- [Stated task]: Reproduce all of the material exactly as shown.

- [Data extract]:
::::::::::

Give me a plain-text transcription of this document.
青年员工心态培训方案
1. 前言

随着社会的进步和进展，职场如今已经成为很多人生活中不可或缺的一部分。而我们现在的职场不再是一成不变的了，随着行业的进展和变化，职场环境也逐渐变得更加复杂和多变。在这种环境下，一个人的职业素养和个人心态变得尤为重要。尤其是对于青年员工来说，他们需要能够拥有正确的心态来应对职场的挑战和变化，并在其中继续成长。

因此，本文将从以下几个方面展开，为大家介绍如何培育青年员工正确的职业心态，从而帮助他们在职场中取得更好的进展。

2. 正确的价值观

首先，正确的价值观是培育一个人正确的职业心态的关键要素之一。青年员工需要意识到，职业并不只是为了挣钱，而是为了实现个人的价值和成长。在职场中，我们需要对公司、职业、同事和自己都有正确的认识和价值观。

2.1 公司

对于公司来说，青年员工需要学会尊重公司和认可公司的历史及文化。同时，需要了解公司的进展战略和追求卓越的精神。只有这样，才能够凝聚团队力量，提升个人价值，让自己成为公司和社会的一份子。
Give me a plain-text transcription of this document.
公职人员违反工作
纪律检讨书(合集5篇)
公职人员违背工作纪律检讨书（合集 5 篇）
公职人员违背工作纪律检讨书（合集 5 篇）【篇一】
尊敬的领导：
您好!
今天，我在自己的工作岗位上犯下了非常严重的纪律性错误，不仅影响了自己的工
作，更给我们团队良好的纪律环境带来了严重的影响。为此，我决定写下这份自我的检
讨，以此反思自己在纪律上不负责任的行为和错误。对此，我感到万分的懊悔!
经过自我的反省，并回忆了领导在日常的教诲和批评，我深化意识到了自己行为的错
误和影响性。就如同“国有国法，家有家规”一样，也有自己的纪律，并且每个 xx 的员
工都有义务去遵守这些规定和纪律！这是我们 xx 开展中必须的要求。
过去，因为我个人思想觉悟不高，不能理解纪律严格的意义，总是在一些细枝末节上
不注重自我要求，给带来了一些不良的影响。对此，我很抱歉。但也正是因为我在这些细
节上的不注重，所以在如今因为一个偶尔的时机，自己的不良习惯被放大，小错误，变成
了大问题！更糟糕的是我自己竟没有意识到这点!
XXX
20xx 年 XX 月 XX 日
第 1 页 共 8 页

::::::::::

- [Task response]:
Give me a plain-text transcription of this document.
青年员工心态培训方案
1. 前言

随着社会的进步和进展，职场如今已经成为很多人生活中不可或缺的一部分。而我们现在的职场不再是一成不变的了，随着行业的进展和变化，职场环境也逐渐变得更加复杂和多变。在这种环境下，一个人的职业素养和个人心态变得尤为重要。尤其是对于青年员工来说，他们需要能够拥有正确的心态来应对职场的挑战和变化，并在其中继续成长。

因此，本文将从以下几个方面展开，为大家介绍如何培育青年员工正确的职业心态，从而帮助他们在职场中取得更好的进展。

2. 正确的价值观

首先，正确的价值观是培育一个人正确的职业心态的关键要素之一。青年员工需要意识到，职业并不只是为了挣钱，而是为了实现个人的价值和成长。在职场中，我们需要对公司、职业、同事和自己都有正确的认识和价值观。

2.1 公司

对于公司来说，青年员工需要学会尊重公司和认可公司的历史及文化。同时，需要了解公司的进展战略和追求卓越的精神。只有这样，才能够凝聚团队力量，提升个人价值，让自己成为公司和社会的一份子。
Give me a plain-text transcription of this document.
公职人员违反工作
纪律检讨书(合集5篇)
公职人员违背工作纪律检讨书（合集 5 篇）
公职人员违背工作纪律检讨书（合集 5 篇）【篇一】
尊敬的领导：
您好!
今天，我在自己的工作岗位上犯下了非常严重的纪律性错误，不仅影响了自己的工
作，更给我们团队良好的纪律环境带来了严重的影响。为此，我决定写下这份自我的检
讨，以此反思自己在纪律上不负责任的行为和错误。对此，我感到万分的懊悔!
经过自我的反省，并回忆了领导在日常的教诲和批评，我深化意识到了自己行为的错
误和影响性。就如同“国有国法，家有家规”一样，也有自己的纪律，并且每个 xx 的员
工都有义务去遵守这些规定和纪律！这是我们 xx 开展中必须的要求。
过去，因为我个人思想觉悟不高，不能理解纪律严格的意义，总是在一些细枝末节上
不注重自我要求，给带来了一些不良的影响。对此，我很抱歉。但也正是因为我在这些细
节上的不注重，所以在如今因为一个偶尔的时机，自己的不良习惯被放大，小错误，变成
了大问题！更糟糕的是我自己竟没有意识到这点!
XXX
20xx 年 XX 月 XX 日
第 1 页 共 8 页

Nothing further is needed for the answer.